● Task objective
Reproduce everything from the first line down to the line containing "204, 68, 222]", both included, switching "data-label" to "value-label" and changing nothing else. Give only those lines.

──────

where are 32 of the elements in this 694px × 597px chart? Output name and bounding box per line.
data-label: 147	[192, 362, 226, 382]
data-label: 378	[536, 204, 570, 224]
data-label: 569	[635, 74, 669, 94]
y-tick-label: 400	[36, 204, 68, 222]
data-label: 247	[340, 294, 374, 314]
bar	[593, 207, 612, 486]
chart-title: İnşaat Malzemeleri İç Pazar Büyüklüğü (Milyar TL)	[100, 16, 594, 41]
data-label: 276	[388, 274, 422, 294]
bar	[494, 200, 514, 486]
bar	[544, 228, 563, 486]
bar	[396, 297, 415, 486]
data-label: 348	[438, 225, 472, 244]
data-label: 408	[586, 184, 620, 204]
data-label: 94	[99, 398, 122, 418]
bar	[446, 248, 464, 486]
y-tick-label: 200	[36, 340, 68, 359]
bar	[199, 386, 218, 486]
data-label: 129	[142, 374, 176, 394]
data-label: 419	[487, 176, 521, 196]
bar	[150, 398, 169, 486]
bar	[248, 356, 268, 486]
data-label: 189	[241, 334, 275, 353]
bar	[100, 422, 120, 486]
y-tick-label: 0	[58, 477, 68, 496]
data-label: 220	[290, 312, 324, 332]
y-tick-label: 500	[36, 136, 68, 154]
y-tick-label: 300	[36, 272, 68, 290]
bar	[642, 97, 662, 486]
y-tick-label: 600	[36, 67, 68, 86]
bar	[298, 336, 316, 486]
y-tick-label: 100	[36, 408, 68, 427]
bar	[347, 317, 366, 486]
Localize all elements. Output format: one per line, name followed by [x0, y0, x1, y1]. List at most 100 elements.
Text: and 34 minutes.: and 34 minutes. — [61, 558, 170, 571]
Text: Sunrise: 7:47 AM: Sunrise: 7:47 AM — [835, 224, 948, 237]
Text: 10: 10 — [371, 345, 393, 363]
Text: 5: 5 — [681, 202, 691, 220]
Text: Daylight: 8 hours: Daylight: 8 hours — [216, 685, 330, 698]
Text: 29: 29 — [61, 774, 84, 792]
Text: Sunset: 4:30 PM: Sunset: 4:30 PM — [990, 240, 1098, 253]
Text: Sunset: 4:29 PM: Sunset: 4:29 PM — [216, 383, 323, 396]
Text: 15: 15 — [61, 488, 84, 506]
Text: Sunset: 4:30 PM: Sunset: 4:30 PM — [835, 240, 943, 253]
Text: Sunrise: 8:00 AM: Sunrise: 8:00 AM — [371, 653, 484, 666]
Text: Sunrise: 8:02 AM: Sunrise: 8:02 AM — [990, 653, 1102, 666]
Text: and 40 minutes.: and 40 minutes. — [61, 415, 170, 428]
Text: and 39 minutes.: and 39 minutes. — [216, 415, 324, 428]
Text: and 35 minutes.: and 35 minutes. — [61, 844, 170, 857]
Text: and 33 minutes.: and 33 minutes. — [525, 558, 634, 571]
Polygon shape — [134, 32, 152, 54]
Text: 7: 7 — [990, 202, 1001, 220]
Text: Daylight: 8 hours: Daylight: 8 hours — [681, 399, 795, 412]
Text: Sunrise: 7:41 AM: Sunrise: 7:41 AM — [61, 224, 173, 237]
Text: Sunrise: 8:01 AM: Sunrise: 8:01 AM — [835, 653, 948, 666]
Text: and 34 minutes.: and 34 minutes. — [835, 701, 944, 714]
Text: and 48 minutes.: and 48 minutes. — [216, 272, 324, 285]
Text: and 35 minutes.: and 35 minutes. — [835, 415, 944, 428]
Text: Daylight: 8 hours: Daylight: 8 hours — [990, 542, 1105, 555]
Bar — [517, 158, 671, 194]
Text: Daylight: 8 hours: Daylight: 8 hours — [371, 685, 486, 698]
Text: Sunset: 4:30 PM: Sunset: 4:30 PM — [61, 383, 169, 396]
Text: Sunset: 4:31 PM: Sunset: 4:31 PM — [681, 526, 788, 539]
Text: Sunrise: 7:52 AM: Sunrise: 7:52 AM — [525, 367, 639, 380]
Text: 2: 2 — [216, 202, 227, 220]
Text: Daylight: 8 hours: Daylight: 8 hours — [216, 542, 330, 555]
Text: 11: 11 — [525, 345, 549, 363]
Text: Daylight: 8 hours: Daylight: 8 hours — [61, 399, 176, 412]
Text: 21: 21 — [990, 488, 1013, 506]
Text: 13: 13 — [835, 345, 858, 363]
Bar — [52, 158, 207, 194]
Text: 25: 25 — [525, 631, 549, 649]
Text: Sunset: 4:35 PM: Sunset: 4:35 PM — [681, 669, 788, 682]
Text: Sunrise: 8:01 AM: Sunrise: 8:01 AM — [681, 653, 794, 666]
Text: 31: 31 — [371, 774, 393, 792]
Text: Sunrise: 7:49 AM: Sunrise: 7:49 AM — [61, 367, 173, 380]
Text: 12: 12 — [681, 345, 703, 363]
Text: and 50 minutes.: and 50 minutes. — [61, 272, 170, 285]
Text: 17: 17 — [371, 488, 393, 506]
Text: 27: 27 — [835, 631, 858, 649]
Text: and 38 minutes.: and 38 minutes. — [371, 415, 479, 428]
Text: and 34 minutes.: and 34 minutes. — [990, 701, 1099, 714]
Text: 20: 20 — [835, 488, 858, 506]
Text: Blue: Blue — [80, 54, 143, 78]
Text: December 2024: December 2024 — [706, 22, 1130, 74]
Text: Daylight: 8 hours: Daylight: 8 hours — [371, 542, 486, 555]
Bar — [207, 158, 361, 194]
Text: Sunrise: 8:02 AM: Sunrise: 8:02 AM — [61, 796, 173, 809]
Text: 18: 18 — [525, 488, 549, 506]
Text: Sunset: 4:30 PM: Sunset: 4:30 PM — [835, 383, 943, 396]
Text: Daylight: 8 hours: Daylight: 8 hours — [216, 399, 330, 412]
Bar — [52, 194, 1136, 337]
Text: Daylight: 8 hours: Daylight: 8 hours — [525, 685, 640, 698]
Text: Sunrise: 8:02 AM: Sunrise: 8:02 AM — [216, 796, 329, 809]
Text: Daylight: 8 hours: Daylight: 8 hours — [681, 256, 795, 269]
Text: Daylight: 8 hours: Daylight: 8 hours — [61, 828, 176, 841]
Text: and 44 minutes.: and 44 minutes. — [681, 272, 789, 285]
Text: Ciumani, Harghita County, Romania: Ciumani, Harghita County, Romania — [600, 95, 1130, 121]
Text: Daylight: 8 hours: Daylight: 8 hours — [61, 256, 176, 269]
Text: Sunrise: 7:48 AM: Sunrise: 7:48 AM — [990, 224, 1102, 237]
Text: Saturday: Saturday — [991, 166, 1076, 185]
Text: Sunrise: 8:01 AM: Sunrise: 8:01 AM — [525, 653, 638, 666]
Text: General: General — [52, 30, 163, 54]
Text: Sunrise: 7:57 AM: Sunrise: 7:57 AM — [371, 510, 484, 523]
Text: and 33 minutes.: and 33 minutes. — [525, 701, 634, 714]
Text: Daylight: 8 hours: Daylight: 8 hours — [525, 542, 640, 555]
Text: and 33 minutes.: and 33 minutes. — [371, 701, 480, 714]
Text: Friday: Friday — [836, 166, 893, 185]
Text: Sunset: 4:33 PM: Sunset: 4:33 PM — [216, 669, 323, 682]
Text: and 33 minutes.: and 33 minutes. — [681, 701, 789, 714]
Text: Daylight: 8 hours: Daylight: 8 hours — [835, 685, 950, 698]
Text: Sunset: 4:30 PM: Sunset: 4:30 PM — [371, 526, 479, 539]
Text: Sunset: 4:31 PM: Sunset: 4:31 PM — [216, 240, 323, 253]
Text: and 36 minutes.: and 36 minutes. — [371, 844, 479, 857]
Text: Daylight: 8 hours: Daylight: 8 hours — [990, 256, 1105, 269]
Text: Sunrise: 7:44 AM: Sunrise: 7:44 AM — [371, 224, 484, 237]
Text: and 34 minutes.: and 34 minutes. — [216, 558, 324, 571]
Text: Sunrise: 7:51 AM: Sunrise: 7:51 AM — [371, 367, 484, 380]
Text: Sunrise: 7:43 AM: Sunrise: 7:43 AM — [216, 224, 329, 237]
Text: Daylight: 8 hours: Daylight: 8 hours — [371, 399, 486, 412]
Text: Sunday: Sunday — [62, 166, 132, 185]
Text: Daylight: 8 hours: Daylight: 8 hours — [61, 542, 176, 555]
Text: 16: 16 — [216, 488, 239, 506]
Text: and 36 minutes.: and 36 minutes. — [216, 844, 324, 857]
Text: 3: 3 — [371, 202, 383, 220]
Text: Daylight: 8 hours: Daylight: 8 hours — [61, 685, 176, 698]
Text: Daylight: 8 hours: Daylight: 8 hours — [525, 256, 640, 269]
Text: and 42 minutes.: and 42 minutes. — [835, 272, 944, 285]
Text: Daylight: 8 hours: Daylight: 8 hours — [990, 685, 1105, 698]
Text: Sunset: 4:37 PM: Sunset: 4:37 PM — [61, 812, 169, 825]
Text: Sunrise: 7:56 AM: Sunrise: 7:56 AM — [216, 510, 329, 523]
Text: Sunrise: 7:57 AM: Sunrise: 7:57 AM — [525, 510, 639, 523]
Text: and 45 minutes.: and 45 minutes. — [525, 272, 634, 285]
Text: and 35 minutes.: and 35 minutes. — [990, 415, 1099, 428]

──────

● Response to the task
where are 32 of the elements in this 694px × 597px chart? Output name and bounding box per line.
value-label: 147	[192, 362, 226, 382]
value-label: 378	[536, 204, 570, 224]
value-label: 569	[635, 74, 669, 94]
y-tick-label: 400	[36, 204, 68, 222]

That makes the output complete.